Written task: Tally the lines that hold the string "Vigil", and reply with the count alone.

[Dataset entries]
• • • • •

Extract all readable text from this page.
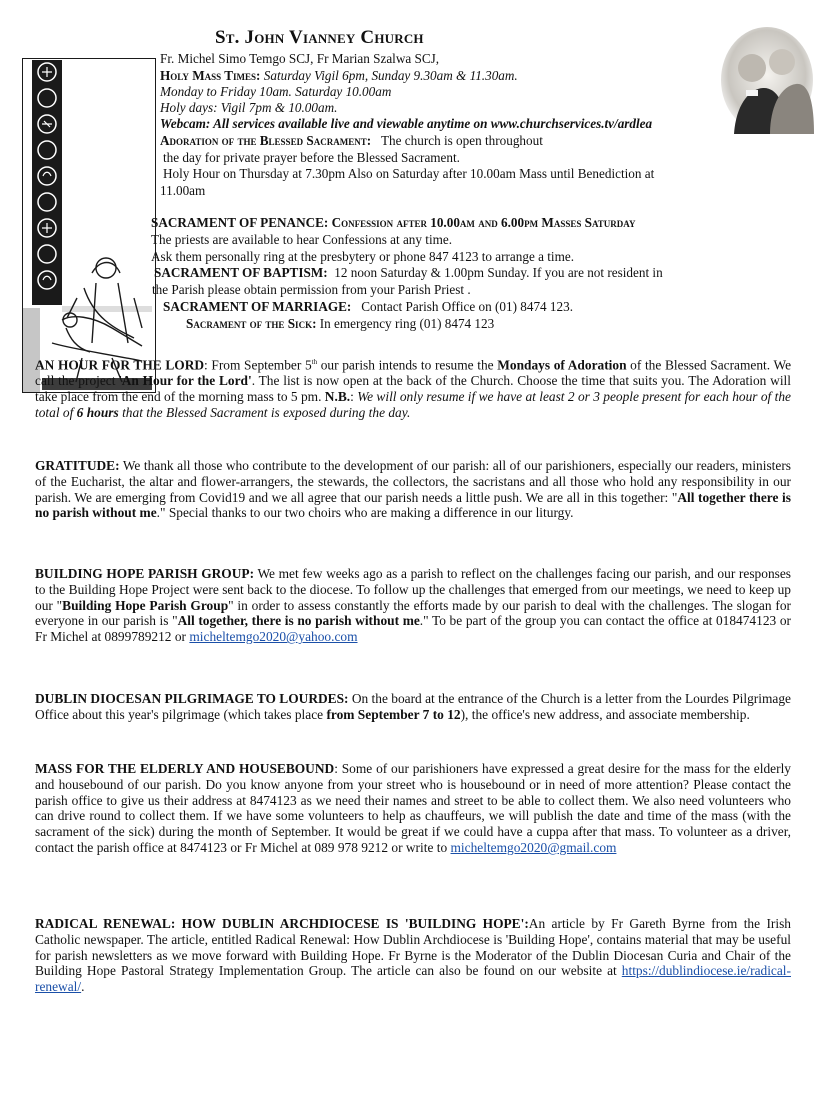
St. John Vianney Church
Fr. Michel Simo Temgo SCJ, Fr Marian Szalwa SCJ,
Holy Mass Times: Saturday Vigil 6pm, Sunday 9.30am & 11.30am.
Monday to Friday 10am. Saturday 10.00am
Holy days: Vigil 7pm & 10.00am.
Webcam: All services available live and viewable anytime on www.churchservices.tv/ardlea
Adoration of the Blessed Sacrament: The church is open throughout
the day for private prayer before the Blessed Sacrament.
Holy Hour on Thursday at 7.30pm Also on Saturday after 10.00am Mass until Benediction at
11.00am
SACRAMENT OF PENANCE: Confession after 10.00am and 6.00pm Masses Saturday
The priests are available to hear Confessions at any time.
Ask them personally ring at the presbytery or phone 847 4123 to arrange a time.
SACRAMENT OF BAPTISM: 12 noon Saturday & 1.00pm Sunday. If you are not resident in
the Parish please obtain permission from your Parish Priest .
SACRAMENT OF MARRIAGE: Contact Parish Office on (01) 8474 123.
Sacrament of the Sick: In emergency ring (01) 8474 123
AN HOUR FOR THE LORD: From September 5th our parish intends to resume the Mondays of Adoration of the Blessed Sacrament. We call the project 'An Hour for the Lord'. The list is now open at the back of the Church. Choose the time that suits you. The Adoration will take place from the end of the morning mass to 5 pm. N.B.: We will only resume if we have at least 2 or 3 people present for each hour of the total of 6 hours that the Blessed Sacrament is exposed during the day.
GRATITUDE: We thank all those who contribute to the development of our parish: all of our parishioners, especially our readers, ministers of the Eucharist, the altar and flower-arrangers, the stewards, the collectors, the sacristans and all those who hold any responsibility in our parish. We are emerging from Covid19 and we all agree that our parish needs a little push. We are all in this together: "All together there is no parish without me." Special thanks to our two choirs who are making a difference in our liturgy.
BUILDING HOPE PARISH GROUP: We met few weeks ago as a parish to reflect on the challenges facing our parish, and our responses to the Building Hope Project were sent back to the diocese. To follow up the challenges that emerged from our meetings, we need to keep up our "Building Hope Parish Group" in order to assess constantly the efforts made by our parish to deal with the challenges. The slogan for everyone in our parish is "All together, there is no parish without me." To be part of the group you can contact the office at 018474123 or Fr Michel at 0899789212 or micheltemgo2020@yahoo.com
DUBLIN DIOCESAN PILGRIMAGE TO LOURDES: On the board at the entrance of the Church is a letter from the Lourdes Pilgrimage Office about this year's pilgrimage (which takes place from September 7 to 12), the office's new address, and associate membership.
MASS FOR THE ELDERLY AND HOUSEBOUND: Some of our parishioners have expressed a great desire for the mass for the elderly and housebound of our parish. Do you know anyone from your street who is housebound or in need of more attention? Please contact the parish office to give us their address at 8474123 as we need their names and street to be able to collect them. We also need volunteers who can drive round to collect them. If we have some volunteers to help as chauffeurs, we will publish the date and time of the mass (with the sacrament of the sick) during the month of September. It would be great if we could have a cuppa after that mass. To volunteer as a driver, contact the parish office at 8474123 or Fr Michel at 089 978 9212 or write to micheltemgo2020@gmail.com
RADICAL RENEWAL: HOW DUBLIN ARCHDIOCESE IS 'BUILDING HOPE':An article by Fr Gareth Byrne from the Irish Catholic newspaper. The article, entitled Radical Renewal: How Dublin Archdiocese is 'Building Hope', contains material that may be useful for parish newsletters as we move forward with Building Hope. Fr Byrne is the Moderator of the Dublin Diocesan Curia and Chair of the Building Hope Pastoral Strategy Implementation Group. The article can also be found on our website at https://dublindiocese.ie/radical-renewal/.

• • • • •

Answer to this exercise: 2